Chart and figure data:
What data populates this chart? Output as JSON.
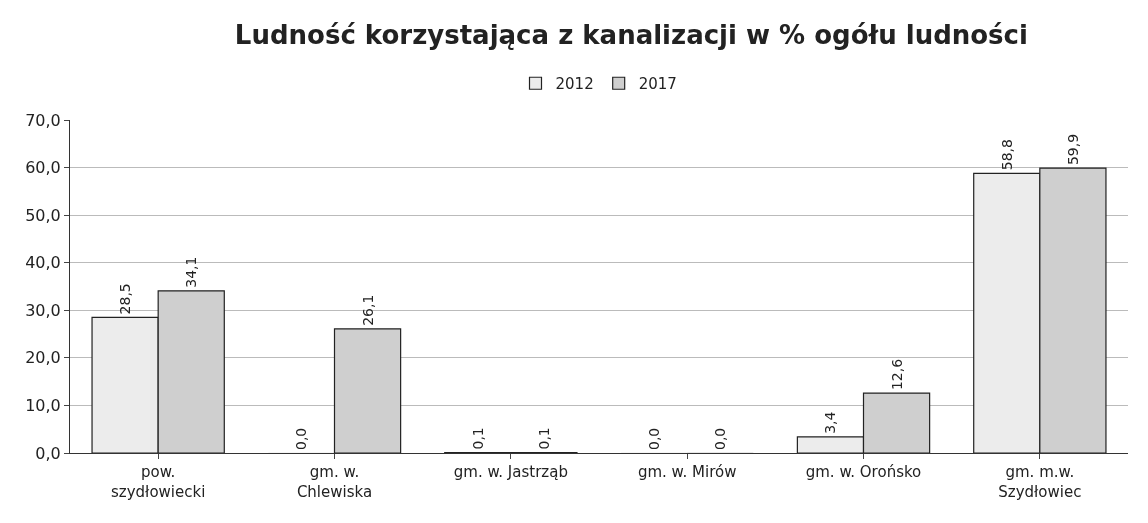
{
  "chart_data": {
    "type": "bar",
    "title": "Ludność korzystająca z kanalizacji w % ogółu ludności",
    "categories": [
      "pow. szydłowiecki",
      "gm. w. Chlewiska",
      "gm. w. Jastrząb",
      "gm. w. Mirów",
      "gm. w. Orońsko",
      "gm. m.w. Szydłowiec"
    ],
    "series": [
      {
        "name": "2012",
        "color": "#ececec",
        "values": [
          28.5,
          0.0,
          0.1,
          0.0,
          3.4,
          58.8
        ],
        "value_labels": [
          "28,5",
          "0,0",
          "0,1",
          "0,0",
          "3,4",
          "58,8"
        ]
      },
      {
        "name": "2017",
        "color": "#cfcfcf",
        "values": [
          34.1,
          26.1,
          0.1,
          0.0,
          12.6,
          59.9
        ],
        "value_labels": [
          "34,1",
          "26,1",
          "0,1",
          "0,0",
          "12,6",
          "59,9"
        ]
      }
    ],
    "ylim": [
      0,
      70
    ],
    "yticks": [
      {
        "value": 0,
        "label": "0,0"
      },
      {
        "value": 10,
        "label": "10,0"
      },
      {
        "value": 20,
        "label": "20,0"
      },
      {
        "value": 30,
        "label": "30,0"
      },
      {
        "value": 40,
        "label": "40,0"
      },
      {
        "value": 50,
        "label": "50,0"
      },
      {
        "value": 60,
        "label": "60,0"
      },
      {
        "value": 70,
        "label": "70,0"
      }
    ],
    "grid": "y",
    "legend": "top"
  }
}
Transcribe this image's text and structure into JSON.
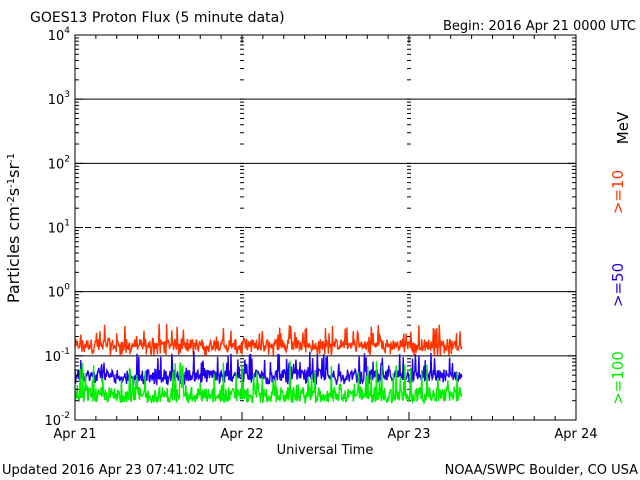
{
  "header": {
    "title": "GOES13 Proton Flux (5 minute data)",
    "begin_label": "Begin: 2016 Apr 21 0000 UTC"
  },
  "footer": {
    "updated": "Updated 2016 Apr 23 07:41:02 UTC",
    "credit": "NOAA/SWPC Boulder, CO USA"
  },
  "chart_data": {
    "type": "line",
    "title": "GOES13 Proton Flux (5 minute data)",
    "xlabel": "Universal Time",
    "ylabel": {
      "base": "Particles cm",
      "parts": [
        [
          "-2",
          true
        ],
        [
          "s",
          false
        ],
        [
          "-1",
          true
        ],
        [
          "sr",
          false
        ],
        [
          "-1",
          true
        ]
      ]
    },
    "x_tick_labels": [
      "Apr 21",
      "Apr 22",
      "Apr 23",
      "Apr 24"
    ],
    "xlim_days": [
      0,
      3
    ],
    "yscale": "log",
    "ylim": [
      0.01,
      10000
    ],
    "y_tick_labels": [
      {
        "base": "10",
        "exp": "4",
        "value": 10000
      },
      {
        "base": "10",
        "exp": "3",
        "value": 1000
      },
      {
        "base": "10",
        "exp": "2",
        "value": 100
      },
      {
        "base": "10",
        "exp": "1",
        "value": 10
      },
      {
        "base": "10",
        "exp": "0",
        "value": 1
      },
      {
        "base": "10",
        "exp": "-1",
        "value": 0.1
      },
      {
        "base": "10",
        "exp": "-2",
        "value": 0.01
      }
    ],
    "threshold_lines": [
      {
        "value": 10,
        "style": "dashed"
      },
      {
        "value": 1000,
        "style": "solid"
      },
      {
        "value": 100,
        "style": "solid"
      },
      {
        "value": 1,
        "style": "solid"
      },
      {
        "value": 0.1,
        "style": "solid"
      }
    ],
    "data_end_day": 2.32,
    "units_label": "MeV",
    "series": [
      {
        "name": ">=10",
        "color": "#ff3300",
        "typical": 0.15,
        "low": 0.1,
        "high": 0.32
      },
      {
        "name": ">=50",
        "color": "#2200ee",
        "typical": 0.05,
        "low": 0.035,
        "high": 0.12
      },
      {
        "name": ">=100",
        "color": "#00ee00",
        "typical": 0.025,
        "low": 0.018,
        "high": 0.085
      }
    ]
  }
}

## TASK REQUIREMENTS
Select all lines with the word "JSON" from the entries above.

## CORRECT ANSWER
What data populates this chart? Output as JSON.
Transcribe this image's text and structure into JSON.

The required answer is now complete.